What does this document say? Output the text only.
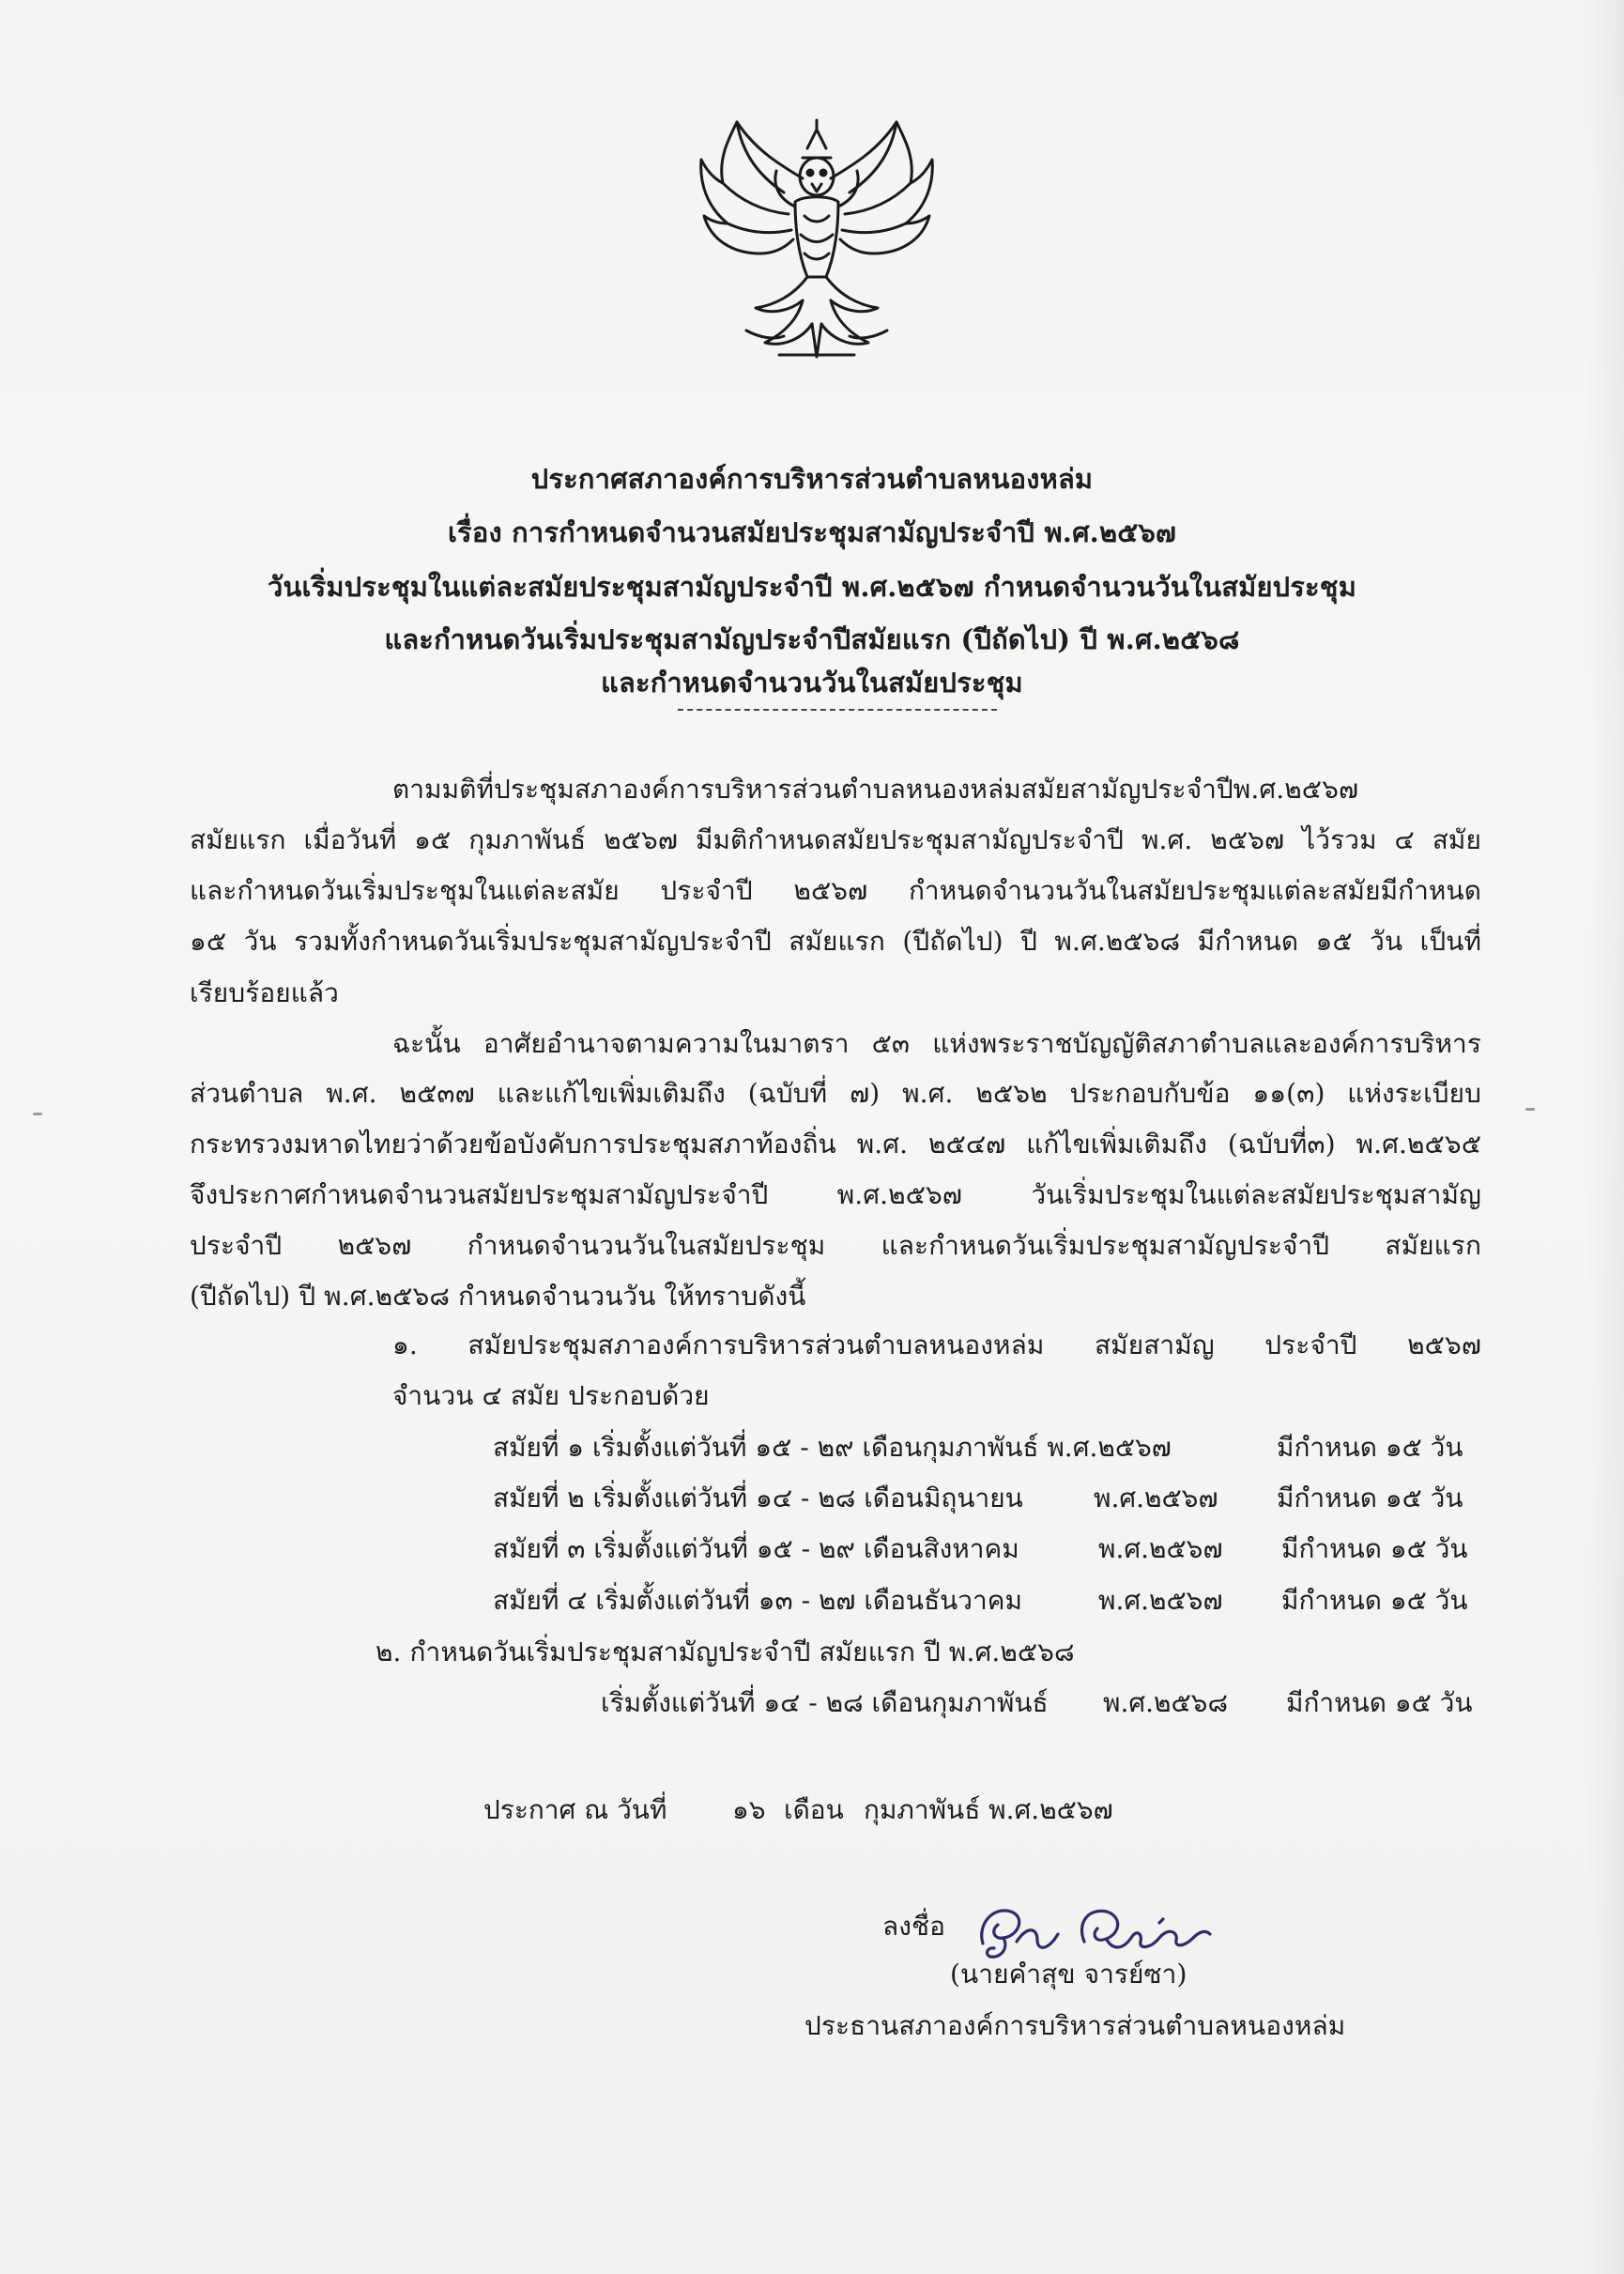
ประกาศสภาองค์การบริหารส่วนตำบลหนองหล่ม
เรื่อง การกำหนดจำนวนสมัยประชุมสามัญประจำปี พ.ศ.๒๕๖๗
วันเริ่มประชุมในแต่ละสมัยประชุมสามัญประจำปี พ.ศ.๒๕๖๗ กำหนดจำนวนวันในสมัยประชุม
และกำหนดวันเริ่มประชุมสามัญประจำปีสมัยแรก (ปีถัดไป) ปี พ.ศ.๒๕๖๘
และกำหนดจำนวนวันในสมัยประชุม
ตามมติที่ประชุมสภาองค์การบริหารส่วนตำบลหนองหล่มสมัยสามัญประจำปีพ.ศ.๒๕๖๗
สมัยแรก เมื่อวันที่ ๑๕ กุมภาพันธ์ ๒๕๖๗ มีมติกำหนดสมัยประชุมสามัญประจำปี พ.ศ. ๒๕๖๗ ไว้รวม ๔ สมัย
และกำหนดวันเริ่มประชุมในแต่ละสมัย ประจำปี ๒๕๖๗ กำหนดจำนวนวันในสมัยประชุมแต่ละสมัยมีกำหนด
๑๕ วัน รวมทั้งกำหนดวันเริ่มประชุมสามัญประจำปี สมัยแรก (ปีถัดไป) ปี พ.ศ.๒๕๖๘ มีกำหนด ๑๕ วัน เป็นที่
เรียบร้อยแล้ว
ฉะนั้น อาศัยอำนาจตามความในมาตรา ๕๓ แห่งพระราชบัญญัติสภาตำบลและองค์การบริหาร
ส่วนตำบล พ.ศ. ๒๕๓๗ และแก้ไขเพิ่มเติมถึง (ฉบับที่ ๗) พ.ศ. ๒๕๖๒ ประกอบกับข้อ ๑๑(๓) แห่งระเบียบ
กระทรวงมหาดไทยว่าด้วยข้อบังคับการประชุมสภาท้องถิ่น พ.ศ. ๒๕๔๗ แก้ไขเพิ่มเติมถึง (ฉบับที่๓) พ.ศ.๒๕๖๕
จึงประกาศกำหนดจำนวนสมัยประชุมสามัญประจำปี พ.ศ.๒๕๖๗ วันเริ่มประชุมในแต่ละสมัยประชุมสามัญ
ประจำปี ๒๕๖๗ กำหนดจำนวนวันในสมัยประชุม และกำหนดวันเริ่มประชุมสามัญประจำปี สมัยแรก
(ปีถัดไป) ปี พ.ศ.๒๕๖๘ กำหนดจำนวนวัน ให้ทราบดังนี้
๑. สมัยประชุมสภาองค์การบริหารส่วนตำบลหนองหล่ม สมัยสามัญ ประจำปี ๒๕๖๗
จำนวน ๔ สมัย ประกอบด้วย
สมัยที่ ๑ เริ่มตั้งแต่วันที่ ๑๕ - ๒๙ เดือนกุมภาพันธ์ พ.ศ.๒๕๖๗	มีกำหนด ๑๕ วัน
สมัยที่ ๒ เริ่มตั้งแต่วันที่ ๑๔ - ๒๘ เดือนมิถุนายน	พ.ศ.๒๕๖๗ มีกำหนด ๑๕ วัน
สมัยที่ ๓ เริ่มตั้งแต่วันที่ ๑๕ - ๒๙ เดือนสิงหาคม	พ.ศ.๒๕๖๗ มีกำหนด ๑๕ วัน
สมัยที่ ๔ เริ่มตั้งแต่วันที่ ๑๓ - ๒๗ เดือนธันวาคม	พ.ศ.๒๕๖๗ มีกำหนด ๑๕ วัน
๒. กำหนดวันเริ่มประชุมสามัญประจำปี สมัยแรก ปี พ.ศ.๒๕๖๘
เริ่มตั้งแต่วันที่ ๑๔ - ๒๘ เดือนกุมภาพันธ์ พ.ศ.๒๕๖๘ มีกำหนด ๑๕ วัน
ประกาศ ณ วันที่ ๑๖ เดือน กุมภาพันธ์ พ.ศ.๒๕๖๗
ลงชื่อ
(นายคำสุข จารย์ซา)
ประธานสภาองค์การบริหารส่วนตำบลหนองหล่ม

### Instructions for the task
Copy the whole of the material above exactly, but not its images.

### Exercise result
What does this document say? Output the text only.
ประกาศสภาองค์การบริหารส่วนตำบลหนองหล่ม
เรื่อง การกำหนดจำนวนสมัยประชุมสามัญประจำปี พ.ศ.๒๕๖๗
วันเริ่มประชุมในแต่ละสมัยประชุมสามัญประจำปี พ.ศ.๒๕๖๗ กำหนดจำนวนวันในสมัยประชุม
และกำหนดวันเริ่มประชุมสามัญประจำปีสมัยแรก (ปีถัดไป) ปี พ.ศ.๒๕๖๘
และกำหนดจำนวนวันในสมัยประชุม
ตามมติที่ประชุมสภาองค์การบริหารส่วนตำบลหนองหล่มสมัยสามัญประจำปีพ.ศ.๒๕๖๗
สมัยแรก เมื่อวันที่ ๑๕ กุมภาพันธ์ ๒๕๖๗ มีมติกำหนดสมัยประชุมสามัญประจำปี พ.ศ. ๒๕๖๗ ไว้รวม ๔ สมัย
และกำหนดวันเริ่มประชุมในแต่ละสมัย ประจำปี ๒๕๖๗ กำหนดจำนวนวันในสมัยประชุมแต่ละสมัยมีกำหนด
๑๕ วัน รวมทั้งกำหนดวันเริ่มประชุมสามัญประจำปี สมัยแรก (ปีถัดไป) ปี พ.ศ.๒๕๖๘ มีกำหนด ๑๕ วัน เป็นที่
เรียบร้อยแล้ว
ฉะนั้น อาศัยอำนาจตามความในมาตรา ๕๓ แห่งพระราชบัญญัติสภาตำบลและองค์การบริหาร
ส่วนตำบล พ.ศ. ๒๕๓๗ และแก้ไขเพิ่มเติมถึง (ฉบับที่ ๗) พ.ศ. ๒๕๖๒ ประกอบกับข้อ ๑๑(๓) แห่งระเบียบ
กระทรวงมหาดไทยว่าด้วยข้อบังคับการประชุมสภาท้องถิ่น พ.ศ. ๒๕๔๗ แก้ไขเพิ่มเติมถึง (ฉบับที่๓) พ.ศ.๒๕๖๕
จึงประกาศกำหนดจำนวนสมัยประชุมสามัญประจำปี พ.ศ.๒๕๖๗ วันเริ่มประชุมในแต่ละสมัยประชุมสามัญ
ประจำปี ๒๕๖๗ กำหนดจำนวนวันในสมัยประชุม และกำหนดวันเริ่มประชุมสามัญประจำปี สมัยแรก
(ปีถัดไป) ปี พ.ศ.๒๕๖๘ กำหนดจำนวนวัน ให้ทราบดังนี้
๑. สมัยประชุมสภาองค์การบริหารส่วนตำบลหนองหล่ม สมัยสามัญ ประจำปี ๒๕๖๗
จำนวน ๔ สมัย ประกอบด้วย
สมัยที่ ๑ เริ่มตั้งแต่วันที่ ๑๕ - ๒๙ เดือนกุมภาพันธ์ พ.ศ.๒๕๖๗	มีกำหนด ๑๕ วัน
สมัยที่ ๒ เริ่มตั้งแต่วันที่ ๑๔ - ๒๘ เดือนมิถุนายน	พ.ศ.๒๕๖๗ มีกำหนด ๑๕ วัน
สมัยที่ ๓ เริ่มตั้งแต่วันที่ ๑๕ - ๒๙ เดือนสิงหาคม	พ.ศ.๒๕๖๗ มีกำหนด ๑๕ วัน
สมัยที่ ๔ เริ่มตั้งแต่วันที่ ๑๓ - ๒๗ เดือนธันวาคม	พ.ศ.๒๕๖๗ มีกำหนด ๑๕ วัน
๒. กำหนดวันเริ่มประชุมสามัญประจำปี สมัยแรก ปี พ.ศ.๒๕๖๘
เริ่มตั้งแต่วันที่ ๑๔ - ๒๘ เดือนกุมภาพันธ์ พ.ศ.๒๕๖๘ มีกำหนด ๑๕ วัน
ประกาศ ณ วันที่ ๑๖ เดือน กุมภาพันธ์ พ.ศ.๒๕๖๗
ลงชื่อ
(นายคำสุข จารย์ซา)
ประธานสภาองค์การบริหารส่วนตำบลหนองหล่ม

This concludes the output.